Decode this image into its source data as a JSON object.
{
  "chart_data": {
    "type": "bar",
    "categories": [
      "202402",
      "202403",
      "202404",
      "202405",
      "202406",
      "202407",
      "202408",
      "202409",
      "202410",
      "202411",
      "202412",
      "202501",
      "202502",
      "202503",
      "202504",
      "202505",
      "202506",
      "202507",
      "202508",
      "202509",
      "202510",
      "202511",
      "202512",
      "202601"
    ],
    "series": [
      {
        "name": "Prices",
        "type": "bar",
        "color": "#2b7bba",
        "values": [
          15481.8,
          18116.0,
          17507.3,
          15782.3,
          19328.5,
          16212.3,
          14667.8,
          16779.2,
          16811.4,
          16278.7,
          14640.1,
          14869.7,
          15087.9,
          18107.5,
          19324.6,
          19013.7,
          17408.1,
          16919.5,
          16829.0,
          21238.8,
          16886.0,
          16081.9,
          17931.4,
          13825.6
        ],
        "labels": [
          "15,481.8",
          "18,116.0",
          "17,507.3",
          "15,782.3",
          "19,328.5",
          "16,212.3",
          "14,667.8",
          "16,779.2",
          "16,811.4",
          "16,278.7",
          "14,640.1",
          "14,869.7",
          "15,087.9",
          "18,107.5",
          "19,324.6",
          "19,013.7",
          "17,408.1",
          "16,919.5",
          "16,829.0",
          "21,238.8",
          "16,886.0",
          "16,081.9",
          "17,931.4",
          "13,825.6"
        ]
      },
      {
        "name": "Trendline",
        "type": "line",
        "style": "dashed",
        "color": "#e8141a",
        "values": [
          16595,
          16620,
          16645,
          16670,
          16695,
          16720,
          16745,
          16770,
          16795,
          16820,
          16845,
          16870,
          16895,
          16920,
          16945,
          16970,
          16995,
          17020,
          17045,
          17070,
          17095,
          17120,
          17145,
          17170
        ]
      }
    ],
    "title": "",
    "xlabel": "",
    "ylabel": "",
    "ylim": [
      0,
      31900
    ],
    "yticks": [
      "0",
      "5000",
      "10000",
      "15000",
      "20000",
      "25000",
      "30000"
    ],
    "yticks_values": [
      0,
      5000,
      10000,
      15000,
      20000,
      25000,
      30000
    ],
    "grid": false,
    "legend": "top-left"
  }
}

TASK DESCRIPTION
Print out the whole listing exactly as it appears.

WORKED SOLUTION
Decode this image into its source data as a JSON object.
{
  "chart_data": {
    "type": "bar",
    "categories": [
      "202402",
      "202403",
      "202404",
      "202405",
      "202406",
      "202407",
      "202408",
      "202409",
      "202410",
      "202411",
      "202412",
      "202501",
      "202502",
      "202503",
      "202504",
      "202505",
      "202506",
      "202507",
      "202508",
      "202509",
      "202510",
      "202511",
      "202512",
      "202601"
    ],
    "series": [
      {
        "name": "Prices",
        "type": "bar",
        "color": "#2b7bba",
        "values": [
          15481.8,
          18116.0,
          17507.3,
          15782.3,
          19328.5,
          16212.3,
          14667.8,
          16779.2,
          16811.4,
          16278.7,
          14640.1,
          14869.7,
          15087.9,
          18107.5,
          19324.6,
          19013.7,
          17408.1,
          16919.5,
          16829.0,
          21238.8,
          16886.0,
          16081.9,
          17931.4,
          13825.6
        ],
        "labels": [
          "15,481.8",
          "18,116.0",
          "17,507.3",
          "15,782.3",
          "19,328.5",
          "16,212.3",
          "14,667.8",
          "16,779.2",
          "16,811.4",
          "16,278.7",
          "14,640.1",
          "14,869.7",
          "15,087.9",
          "18,107.5",
          "19,324.6",
          "19,013.7",
          "17,408.1",
          "16,919.5",
          "16,829.0",
          "21,238.8",
          "16,886.0",
          "16,081.9",
          "17,931.4",
          "13,825.6"
        ]
      },
      {
        "name": "Trendline",
        "type": "line",
        "style": "dashed",
        "color": "#e8141a",
        "values": [
          16595,
          16620,
          16645,
          16670,
          16695,
          16720,
          16745,
          16770,
          16795,
          16820,
          16845,
          16870,
          16895,
          16920,
          16945,
          16970,
          16995,
          17020,
          17045,
          17070,
          17095,
          17120,
          17145,
          17170
        ]
      }
    ],
    "title": "",
    "xlabel": "",
    "ylabel": "",
    "ylim": [
      0,
      31900
    ],
    "yticks": [
      "0",
      "5000",
      "10000",
      "15000",
      "20000",
      "25000",
      "30000"
    ],
    "yticks_values": [
      0,
      5000,
      10000,
      15000,
      20000,
      25000,
      30000
    ],
    "grid": false,
    "legend": "top-left"
  }
}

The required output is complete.